Stored items from a collection:
┄┄┄┄┄┄┄┄┄┄

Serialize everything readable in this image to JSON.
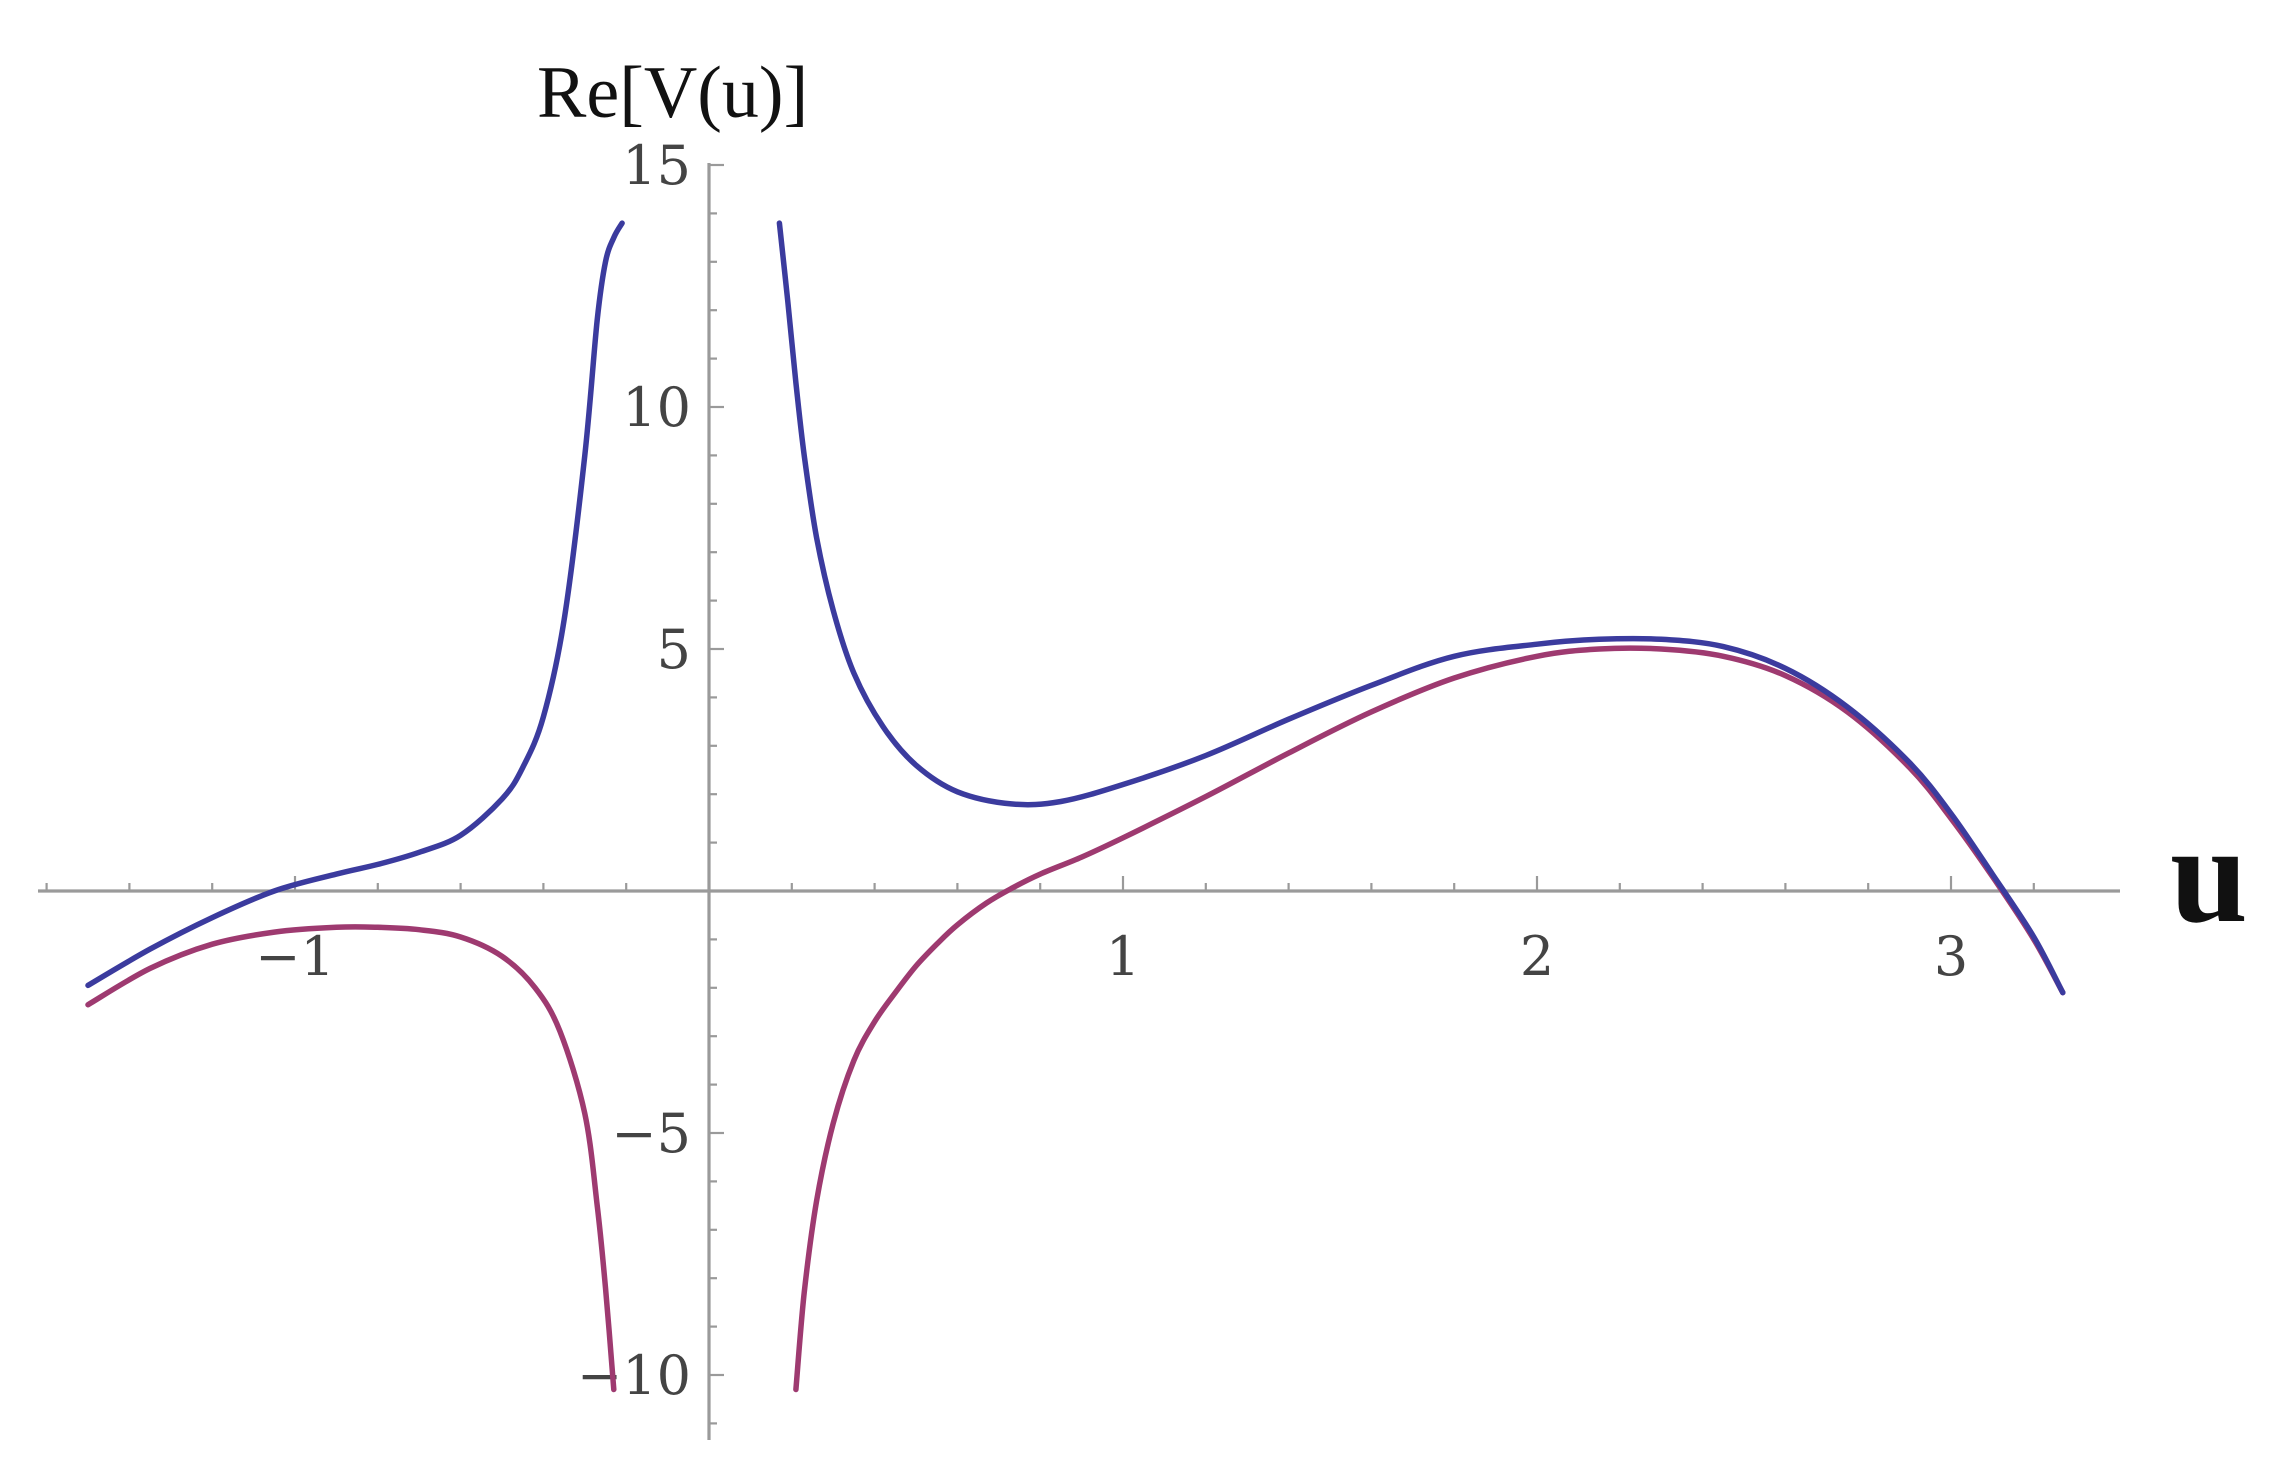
{
  "chart_data": {
    "type": "line",
    "ylabel": "Re[V(u)]",
    "xlabel": "u",
    "xlim": [
      -1.61,
      3.3
    ],
    "ylim": [
      -11.1,
      15.1
    ],
    "xticks": [
      -1,
      1,
      2,
      3
    ],
    "xtick_labels": [
      "−1",
      "1",
      "2",
      "3"
    ],
    "yticks": [
      -10,
      -5,
      5,
      10,
      15
    ],
    "ytick_labels": [
      "−10",
      "−5",
      "5",
      "10",
      "15"
    ],
    "grid": false,
    "series": [
      {
        "color": "#3b3b9e",
        "branches": [
          {
            "x": [
              -1.5,
              -1.35,
              -1.2,
              -1.05,
              -0.9,
              -0.8,
              -0.7,
              -0.6,
              -0.5,
              -0.45,
              -0.4,
              -0.35,
              -0.3,
              -0.27,
              -0.25,
              -0.23,
              -0.21
            ],
            "y": [
              -1.95,
              -1.2,
              -0.55,
              0.0,
              0.35,
              0.55,
              0.8,
              1.15,
              1.9,
              2.55,
              3.6,
              5.6,
              9.0,
              11.8,
              13.0,
              13.5,
              13.8
            ]
          },
          {
            "x": [
              0.17,
              0.19,
              0.21,
              0.23,
              0.26,
              0.3,
              0.35,
              0.42,
              0.5,
              0.6,
              0.73,
              0.85,
              1.0,
              1.2,
              1.4,
              1.6,
              1.8,
              2.0,
              2.15,
              2.3,
              2.45,
              2.6,
              2.75,
              2.9,
              3.0,
              3.1,
              3.2,
              3.27
            ],
            "y": [
              13.8,
              12.2,
              10.5,
              9.0,
              7.3,
              5.8,
              4.5,
              3.4,
              2.6,
              2.05,
              1.8,
              1.85,
              2.2,
              2.8,
              3.55,
              4.25,
              4.85,
              5.1,
              5.2,
              5.2,
              5.05,
              4.6,
              3.8,
              2.65,
              1.6,
              0.35,
              -0.95,
              -2.1
            ]
          }
        ]
      },
      {
        "color": "#9e3a70",
        "branches": [
          {
            "x": [
              -1.5,
              -1.35,
              -1.2,
              -1.05,
              -0.9,
              -0.8,
              -0.7,
              -0.6,
              -0.5,
              -0.42,
              -0.36,
              -0.3,
              -0.27,
              -0.25,
              -0.23
            ],
            "y": [
              -2.35,
              -1.6,
              -1.1,
              -0.85,
              -0.75,
              -0.75,
              -0.8,
              -0.95,
              -1.35,
              -2.0,
              -2.9,
              -4.6,
              -6.5,
              -8.2,
              -10.3
            ]
          },
          {
            "x": [
              0.21,
              0.23,
              0.26,
              0.3,
              0.35,
              0.4,
              0.45,
              0.5,
              0.55,
              0.6,
              0.67,
              0.73,
              0.8,
              0.9,
              1.0,
              1.2,
              1.4,
              1.6,
              1.8,
              2.0,
              2.15,
              2.3,
              2.45,
              2.6,
              2.75,
              2.9,
              3.0,
              3.1,
              3.2,
              3.27
            ],
            "y": [
              -10.3,
              -8.3,
              -6.4,
              -4.8,
              -3.5,
              -2.7,
              -2.1,
              -1.55,
              -1.1,
              -0.7,
              -0.25,
              0.05,
              0.35,
              0.7,
              1.1,
              1.95,
              2.85,
              3.7,
              4.4,
              4.85,
              5.0,
              5.0,
              4.85,
              4.45,
              3.7,
              2.55,
              1.5,
              0.3,
              -1.0,
              -2.1
            ]
          }
        ]
      }
    ]
  }
}
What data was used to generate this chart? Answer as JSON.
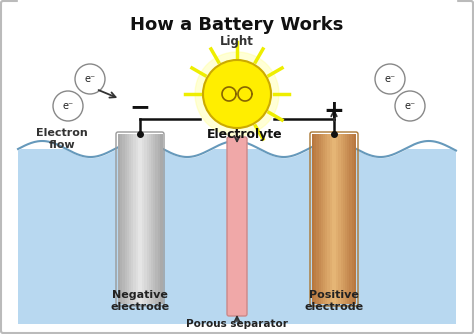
{
  "title": "How a Battery Works",
  "title_fontsize": 13,
  "background_color": "#ffffff",
  "water_color": "#b8d8f0",
  "neg_electrode_color_l": "#aaaaaa",
  "neg_electrode_color_r": "#e8e8e8",
  "pos_electrode_color_l": "#b87840",
  "pos_electrode_color_r": "#e8b878",
  "separator_color": "#f0a8a8",
  "bulb_yellow": "#ffee00",
  "bulb_glow": "#ffff88",
  "wire_color": "#111111",
  "label_neg_electrode": "Negative\nelectrode",
  "label_pos_electrode": "Positive\nelectrode",
  "label_electrolyte": "Electrolyte",
  "label_porous": "Porous separator",
  "label_electron_flow": "Electron\nflow",
  "label_light": "Light",
  "label_neg": "−",
  "label_pos": "+",
  "label_eminus": "e⁻"
}
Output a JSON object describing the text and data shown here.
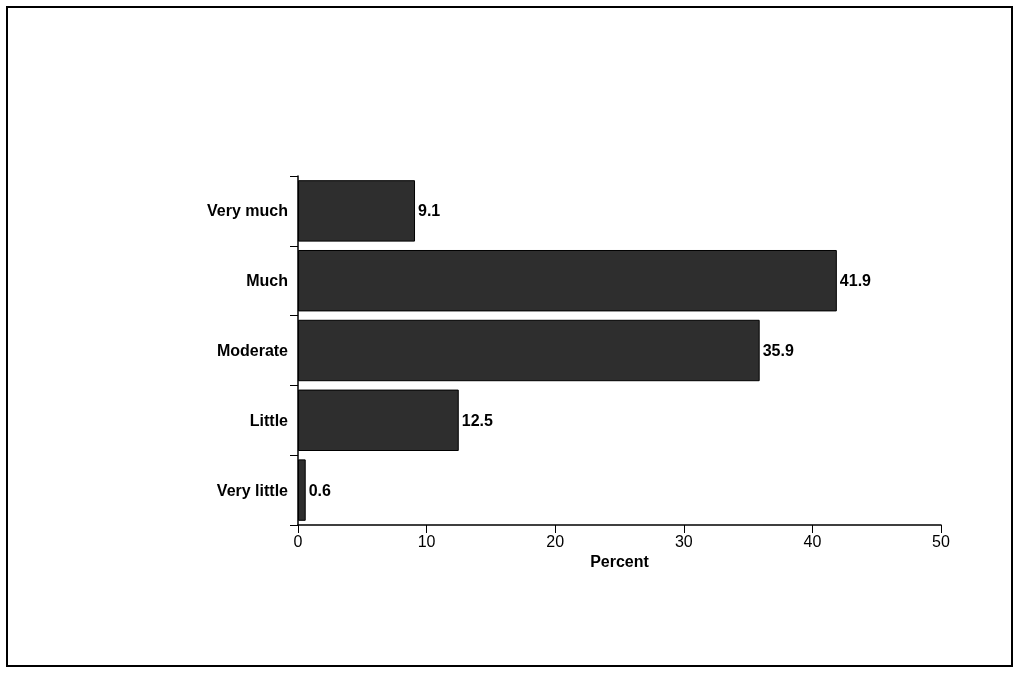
{
  "chart_data": {
    "type": "bar",
    "orientation": "horizontal",
    "xlabel": "Percent",
    "categories": [
      "Very much",
      "Much",
      "Moderate",
      "Little",
      "Very little"
    ],
    "values": [
      9.1,
      41.9,
      35.9,
      12.5,
      0.6
    ],
    "color": "#2e2e2e",
    "xlim": [
      0,
      50
    ],
    "xticks": [
      0,
      10,
      20,
      30,
      40,
      50
    ],
    "data_labels": true
  }
}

┄┄┄┄┄┄┄┄┄┄

#### WHAT THIS TASK INVOLVES
Print each of the records above exactly as written, leaving no picture in the copy.

#### ANSWER TO THE EXERCISE
Serialize everything readable in this image to JSON.
{
  "chart_data": {
    "type": "line",
    "ylabel": "Re[V(u)]",
    "xlabel": "u",
    "xlim": [
      -1.61,
      3.3
    ],
    "ylim": [
      -11.1,
      15.1
    ],
    "xticks": [
      -1,
      1,
      2,
      3
    ],
    "xtick_labels": [
      "−1",
      "1",
      "2",
      "3"
    ],
    "yticks": [
      -10,
      -5,
      5,
      10,
      15
    ],
    "ytick_labels": [
      "−10",
      "−5",
      "5",
      "10",
      "15"
    ],
    "grid": false,
    "series": [
      {
        "color": "#3b3b9e",
        "branches": [
          {
            "x": [
              -1.5,
              -1.35,
              -1.2,
              -1.05,
              -0.9,
              -0.8,
              -0.7,
              -0.6,
              -0.5,
              -0.45,
              -0.4,
              -0.35,
              -0.3,
              -0.27,
              -0.25,
              -0.23,
              -0.21
            ],
            "y": [
              -1.95,
              -1.2,
              -0.55,
              0.0,
              0.35,
              0.55,
              0.8,
              1.15,
              1.9,
              2.55,
              3.6,
              5.6,
              9.0,
              11.8,
              13.0,
              13.5,
              13.8
            ]
          },
          {
            "x": [
              0.17,
              0.19,
              0.21,
              0.23,
              0.26,
              0.3,
              0.35,
              0.42,
              0.5,
              0.6,
              0.73,
              0.85,
              1.0,
              1.2,
              1.4,
              1.6,
              1.8,
              2.0,
              2.15,
              2.3,
              2.45,
              2.6,
              2.75,
              2.9,
              3.0,
              3.1,
              3.2,
              3.27
            ],
            "y": [
              13.8,
              12.2,
              10.5,
              9.0,
              7.3,
              5.8,
              4.5,
              3.4,
              2.6,
              2.05,
              1.8,
              1.85,
              2.2,
              2.8,
              3.55,
              4.25,
              4.85,
              5.1,
              5.2,
              5.2,
              5.05,
              4.6,
              3.8,
              2.65,
              1.6,
              0.35,
              -0.95,
              -2.1
            ]
          }
        ]
      },
      {
        "color": "#9e3a70",
        "branches": [
          {
            "x": [
              -1.5,
              -1.35,
              -1.2,
              -1.05,
              -0.9,
              -0.8,
              -0.7,
              -0.6,
              -0.5,
              -0.42,
              -0.36,
              -0.3,
              -0.27,
              -0.25,
              -0.23
            ],
            "y": [
              -2.35,
              -1.6,
              -1.1,
              -0.85,
              -0.75,
              -0.75,
              -0.8,
              -0.95,
              -1.35,
              -2.0,
              -2.9,
              -4.6,
              -6.5,
              -8.2,
              -10.3
            ]
          },
          {
            "x": [
              0.21,
              0.23,
              0.26,
              0.3,
              0.35,
              0.4,
              0.45,
              0.5,
              0.55,
              0.6,
              0.67,
              0.73,
              0.8,
              0.9,
              1.0,
              1.2,
              1.4,
              1.6,
              1.8,
              2.0,
              2.15,
              2.3,
              2.45,
              2.6,
              2.75,
              2.9,
              3.0,
              3.1,
              3.2,
              3.27
            ],
            "y": [
              -10.3,
              -8.3,
              -6.4,
              -4.8,
              -3.5,
              -2.7,
              -2.1,
              -1.55,
              -1.1,
              -0.7,
              -0.25,
              0.05,
              0.35,
              0.7,
              1.1,
              1.95,
              2.85,
              3.7,
              4.4,
              4.85,
              5.0,
              5.0,
              4.85,
              4.45,
              3.7,
              2.55,
              1.5,
              0.3,
              -1.0,
              -2.1
            ]
          }
        ]
      }
    ]
  }
}
What data was used to generate this chart? Answer as JSON.
{
  "title": "How a Battery Works",
  "title_fontsize": 13,
  "background_color": "#ffffff",
  "water_color": "#b8d8f0",
  "neg_electrode_color_l": "#aaaaaa",
  "neg_electrode_color_r": "#e8e8e8",
  "pos_electrode_color_l": "#b87840",
  "pos_electrode_color_r": "#e8b878",
  "separator_color": "#f0a8a8",
  "bulb_yellow": "#ffee00",
  "bulb_glow": "#ffff88",
  "wire_color": "#111111",
  "label_neg_electrode": "Negative\nelectrode",
  "label_pos_electrode": "Positive\nelectrode",
  "label_electrolyte": "Electrolyte",
  "label_porous": "Porous separator",
  "label_electron_flow": "Electron\nflow",
  "label_light": "Light",
  "label_neg": "−",
  "label_pos": "+",
  "label_eminus": "e⁻"
}
Output a JSON object describing the text and data shown here.
{
  "chart_data": {
    "type": "bar",
    "orientation": "horizontal",
    "xlabel": "Percent",
    "categories": [
      "Very much",
      "Much",
      "Moderate",
      "Little",
      "Very little"
    ],
    "values": [
      9.1,
      41.9,
      35.9,
      12.5,
      0.6
    ],
    "color": "#2e2e2e",
    "xlim": [
      0,
      50
    ],
    "xticks": [
      0,
      10,
      20,
      30,
      40,
      50
    ],
    "data_labels": true
  }
}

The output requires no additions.